• _WRITTEN PROBLEM_: Can you pull out each line of the data below that includes the word "みうらレンタサイクル"?

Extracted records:
______________________________

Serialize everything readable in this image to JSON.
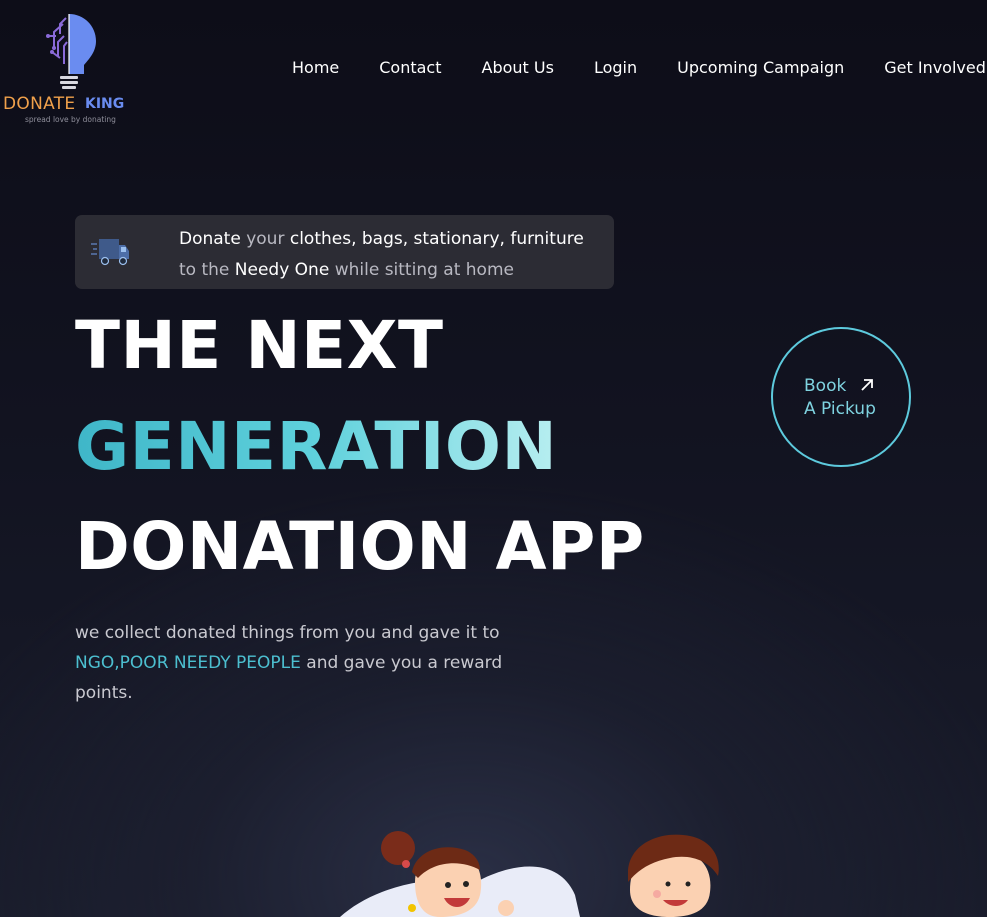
{
  "logo": {
    "word1": "DONATE",
    "word2": "KING",
    "tagline": "spread love by donating",
    "icon": "lightbulb-circuit-icon"
  },
  "nav": {
    "items": [
      "Home",
      "Contact",
      "About Us",
      "Login",
      "Upcoming Campaign",
      "Get Involved"
    ]
  },
  "banner": {
    "icon": "delivery-truck-icon",
    "line1": [
      "Donate",
      " your ",
      "clothes, bags, stationary, furniture"
    ],
    "line2": [
      "to the ",
      "Needy One",
      " while sitting at home"
    ]
  },
  "hero": {
    "line1": "THE NEXT",
    "line2": "GENERATION",
    "line3": "DONATION APP",
    "description_before": "we collect donated things from you and gave it to ",
    "description_accent": "NGO,POOR NEEDY PEOPLE",
    "description_after": " and gave you a reward points."
  },
  "pickup": {
    "line1": "Book",
    "line2": "A Pickup",
    "icon": "arrow-up-right-icon"
  },
  "illustration": {
    "icon": "cartoon-kids-illustration"
  },
  "colors": {
    "background": "#11121f",
    "accent": "#4cbfd0",
    "logo_orange": "#f0a04b",
    "logo_blue": "#6a8cf0",
    "banner_bg": "#2c2c34"
  }
}
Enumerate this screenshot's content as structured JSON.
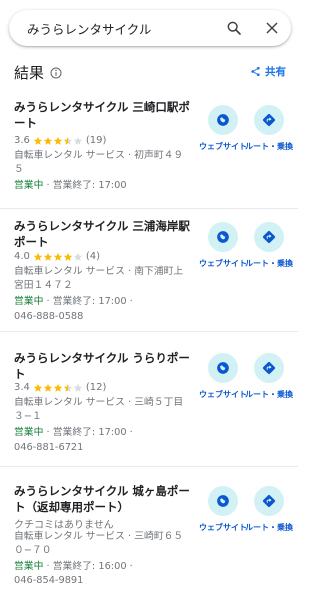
{
  "search": {
    "value": "みうらレンタサイクル"
  },
  "header": {
    "title": "結果",
    "share_label": "共有"
  },
  "actions": {
    "website_label": "ウェブサイト",
    "route_label": "ルート・乗換"
  },
  "results": [
    {
      "name": "みうらレンタサイクル 三崎口駅ポート",
      "rating": "3.6",
      "stars": 3.5,
      "reviews": "(19)",
      "lines": [
        "自転車レンタル サービス · 初声町４９５"
      ],
      "status_open": "営業中",
      "status_rest": " · 営業終了: 17:00",
      "phone": ""
    },
    {
      "name": "みうらレンタサイクル 三浦海岸駅ポート",
      "rating": "4.0",
      "stars": 4,
      "reviews": "(4)",
      "lines": [
        "自転車レンタル サービス · 南下浦町上宮田１４７２"
      ],
      "status_open": "営業中",
      "status_rest": " · 営業終了: 17:00 ·",
      "phone": "046-888-0588"
    },
    {
      "name": "みうらレンタサイクル うらりポート",
      "rating": "3.4",
      "stars": 3.5,
      "reviews": "(12)",
      "lines": [
        "自転車レンタル サービス · 三崎５丁目３−１"
      ],
      "status_open": "営業中",
      "status_rest": " · 営業終了: 17:00 ·",
      "phone": "046-881-6721"
    },
    {
      "name": "みうらレンタサイクル 城ヶ島ポート（返却専用ポート）",
      "no_reviews": "クチコミはありません",
      "lines": [
        "自転車レンタル サービス · 三崎町６５０−７０"
      ],
      "status_open": "営業中",
      "status_rest": " · 営業終了: 16:00 ·",
      "phone": "046-854-9891"
    }
  ],
  "colors": {
    "accent": "#1a73e8",
    "open": "#188038",
    "action_bg": "#d2f1f5",
    "star": "#fbbc04"
  }
}
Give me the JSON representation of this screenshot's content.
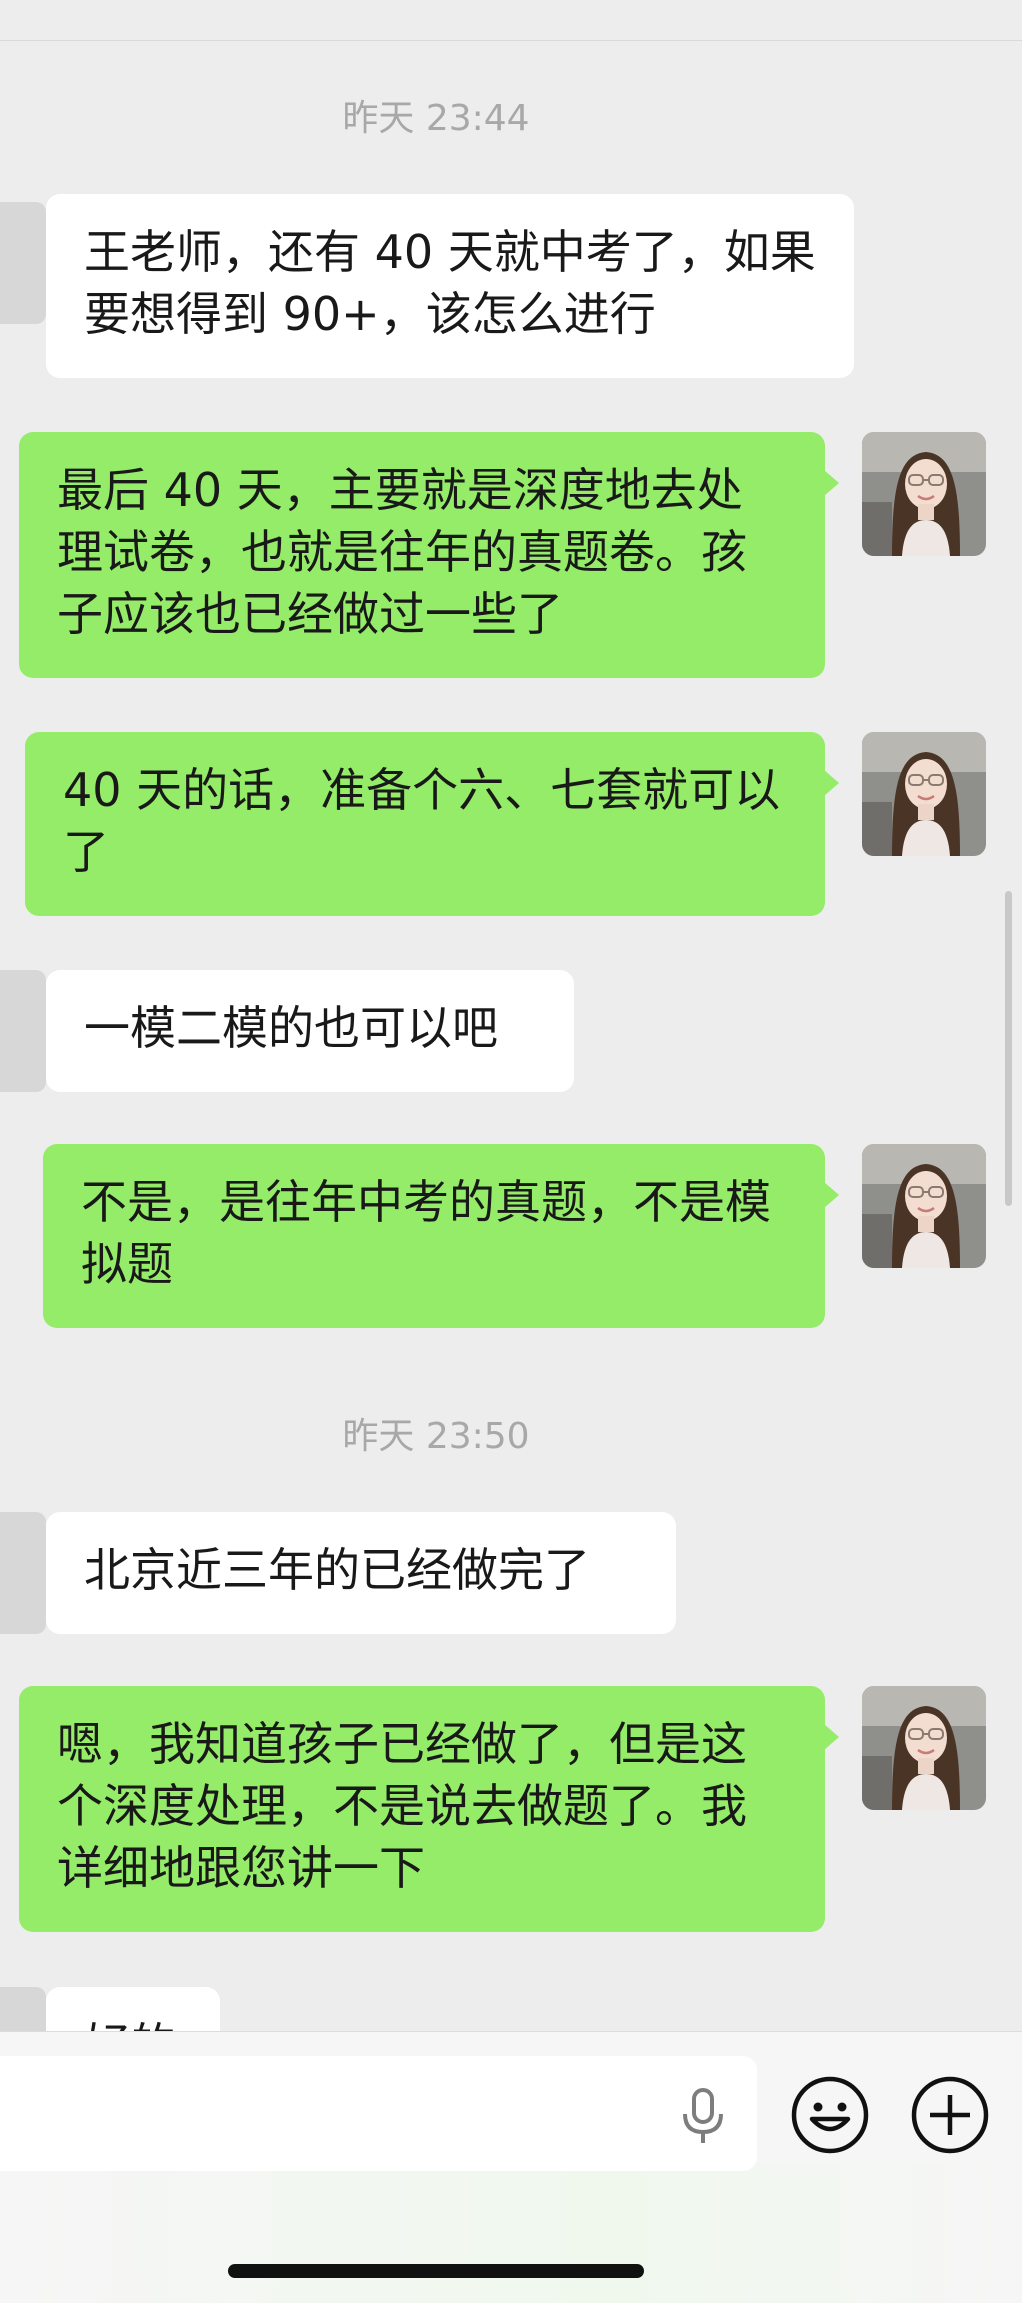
{
  "timestamps": [
    "昨天 23:44",
    "昨天 23:50"
  ],
  "messages": [
    {
      "sender": "other",
      "text": "王老师，还有 40 天就中考了，如果要想得到 90+，该怎么进行"
    },
    {
      "sender": "self",
      "text": "最后 40 天，主要就是深度地去处理试卷，也就是往年的真题卷。孩子应该也已经做过一些了"
    },
    {
      "sender": "self",
      "text": "40 天的话，准备个六、七套就可以了"
    },
    {
      "sender": "other",
      "text": "一模二模的也可以吧"
    },
    {
      "sender": "self",
      "text": "不是，是往年中考的真题，不是模拟题"
    },
    {
      "sender": "other",
      "text": "北京近三年的已经做完了"
    },
    {
      "sender": "self",
      "text": "嗯，我知道孩子已经做了，但是这个深度处理，不是说去做题了。我详细地跟您讲一下"
    },
    {
      "sender": "other",
      "text": "好的"
    }
  ],
  "icons": {
    "voice": "microphone-icon",
    "emoji": "smiley-icon",
    "more": "plus-circle-icon"
  },
  "colors": {
    "background": "#ededed",
    "incoming_bubble": "#ffffff",
    "outgoing_bubble": "#95ec69",
    "timestamp": "#a8a8a8"
  }
}
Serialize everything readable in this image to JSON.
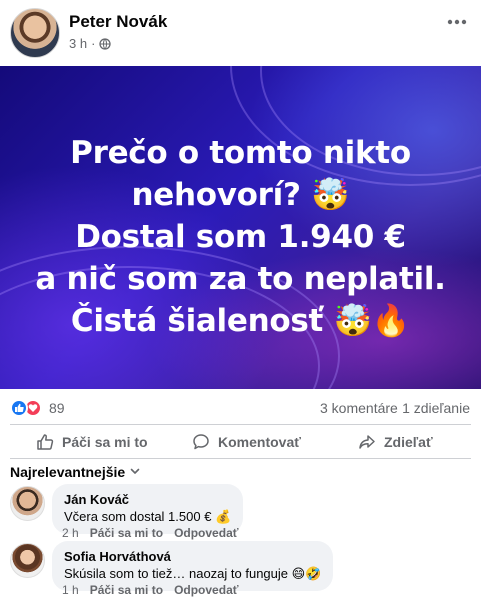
{
  "post": {
    "author": "Peter Novák",
    "time": "3 h",
    "separator": "·",
    "privacy_icon": "globe-icon",
    "more_icon": "more-horizontal-icon"
  },
  "image": {
    "lines": [
      "Prečo o tomto nikto",
      "nehovorí? 🤯",
      "Dostal som 1.940 €",
      "a nič som za to neplatil.",
      "Čistá šialenosť 🤯🔥"
    ],
    "colors": {
      "background": "#2b1bb8",
      "text": "#ffffff"
    }
  },
  "stats": {
    "reaction_icons": [
      "like-icon",
      "love-icon"
    ],
    "reactions": "89",
    "comments": "3 komentáre",
    "shares": "1 zdieľanie"
  },
  "actions": {
    "like": "Páči sa mi to",
    "comment": "Komentovať",
    "share": "Zdieľať"
  },
  "sort": {
    "label": "Najrelevantnejšie"
  },
  "comments": [
    {
      "name": "Ján Kováč",
      "text": "Včera som dostal 1.500 € 💰",
      "time": "2 h",
      "like": "Páči sa mi to",
      "reply": "Odpovedať"
    },
    {
      "name": "Sofia Horváthová",
      "text": "Skúsila som to tiež… naozaj to funguje 😄🤣",
      "time": "1 h",
      "like": "Páči sa mi to",
      "reply": "Odpovedať"
    }
  ],
  "theme": {
    "accent": "#1877f2",
    "love": "#f33e58",
    "muted_text": "#65676b",
    "bubble": "#f0f2f5"
  }
}
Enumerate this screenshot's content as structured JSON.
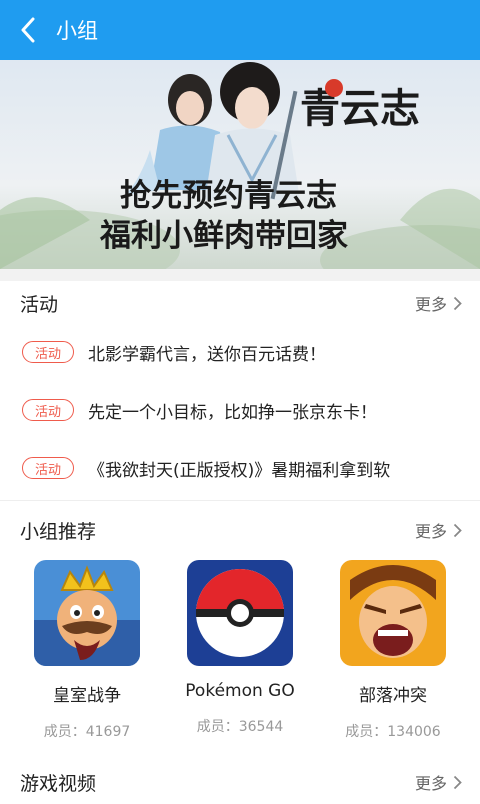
{
  "header": {
    "title": "小组"
  },
  "banner": {
    "headline_line1": "抢先预约青云志",
    "headline_line2": "福利小鲜肉带回家",
    "logo_text": "青云志"
  },
  "activities_section": {
    "title": "活动",
    "more_label": "更多",
    "items": [
      {
        "tag": "活动",
        "text": "北影学霸代言，送你百元话费！"
      },
      {
        "tag": "活动",
        "text": "先定一个小目标，比如挣一张京东卡！"
      },
      {
        "tag": "活动",
        "text": "《我欲封天(正版授权)》暑期福利拿到软"
      }
    ]
  },
  "groups_section": {
    "title": "小组推荐",
    "more_label": "更多",
    "items": [
      {
        "name": "皇室战争",
        "members": "成员：41697",
        "icon": "clash-royale-icon"
      },
      {
        "name": "Pokémon GO",
        "members": "成员：36544",
        "icon": "pokeball-icon"
      },
      {
        "name": "部落冲突",
        "members": "成员：134006",
        "icon": "clash-of-clans-icon"
      }
    ]
  },
  "videos_section": {
    "title": "游戏视频",
    "more_label": "更多"
  },
  "colors": {
    "header_bg": "#1f9cf0",
    "tag_red": "#ef5b4c"
  }
}
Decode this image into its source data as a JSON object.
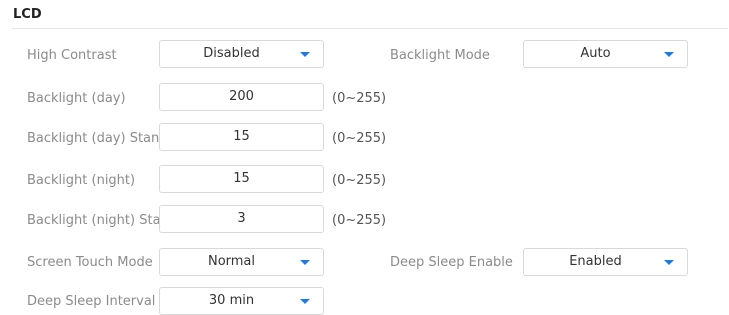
{
  "section": {
    "title": "LCD"
  },
  "high_contrast": {
    "label": "High Contrast",
    "value": "Disabled"
  },
  "backlight_mode": {
    "label": "Backlight Mode",
    "value": "Auto"
  },
  "backlight_day": {
    "label": "Backlight (day)",
    "value": "200",
    "range": "(0~255)"
  },
  "backlight_day_standby": {
    "label": "Backlight (day) Stan...",
    "value": "15",
    "range": "(0~255)"
  },
  "backlight_night": {
    "label": "Backlight (night)",
    "value": "15",
    "range": "(0~255)"
  },
  "backlight_night_standby": {
    "label": "Backlight (night) Sta...",
    "value": "3",
    "range": "(0~255)"
  },
  "screen_touch_mode": {
    "label": "Screen Touch Mode",
    "value": "Normal"
  },
  "deep_sleep_enable": {
    "label": "Deep Sleep Enable",
    "value": "Enabled"
  },
  "deep_sleep_interval": {
    "label": "Deep Sleep Interval",
    "value": "30 min"
  },
  "colors": {
    "accent": "#1f7ae0",
    "label": "#8b8b8b",
    "border": "#d9d9d9"
  },
  "icons": {
    "dropdown": "chevron-down-icon"
  }
}
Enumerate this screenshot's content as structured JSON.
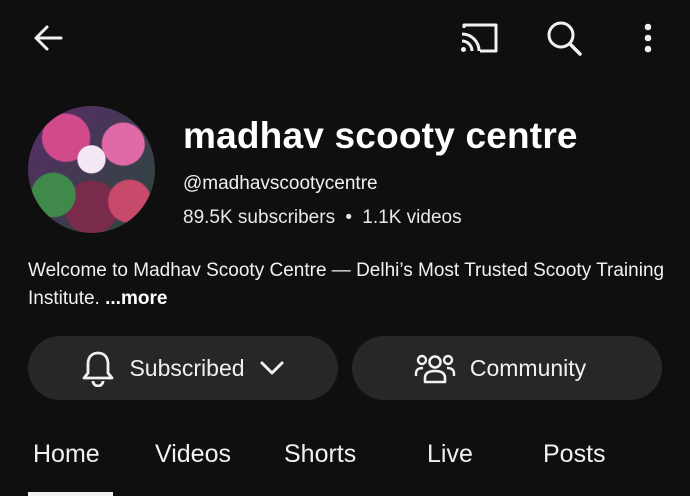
{
  "header": {
    "back_icon": "arrow-left-icon",
    "cast_icon": "cast-icon",
    "search_icon": "search-icon",
    "more_icon": "more-vertical-icon"
  },
  "channel": {
    "name": "madhav scooty centre",
    "handle": "@madhavscootycentre",
    "subscribers": "89.5K subscribers",
    "separator": "•",
    "videos": "1.1K videos",
    "description": "Welcome to Madhav Scooty Centre — Delhi’s Most Trusted Scooty Training Institute. ",
    "more_label": "...more"
  },
  "actions": {
    "subscribe_label": "Subscribed",
    "community_label": "Community"
  },
  "tabs": [
    {
      "label": "Home",
      "selected": true
    },
    {
      "label": "Videos"
    },
    {
      "label": "Shorts"
    },
    {
      "label": "Live"
    },
    {
      "label": "Posts"
    }
  ],
  "colors": {
    "background": "#0f0f0f",
    "pill": "#272727",
    "text": "#f1f1f1"
  }
}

______________________________

• _WRITTEN ANSWER_:
    "value": "みうらレンタサイクル"
      "name": "みうらレンタサイクル 三崎口駅ポート",
      "name": "みうらレンタサイクル 三浦海岸駅ポート",
      "name": "みうらレンタサイクル うらりポート",
      "name": "みうらレンタサイクル 城ヶ島ポート（返却専用ポート）",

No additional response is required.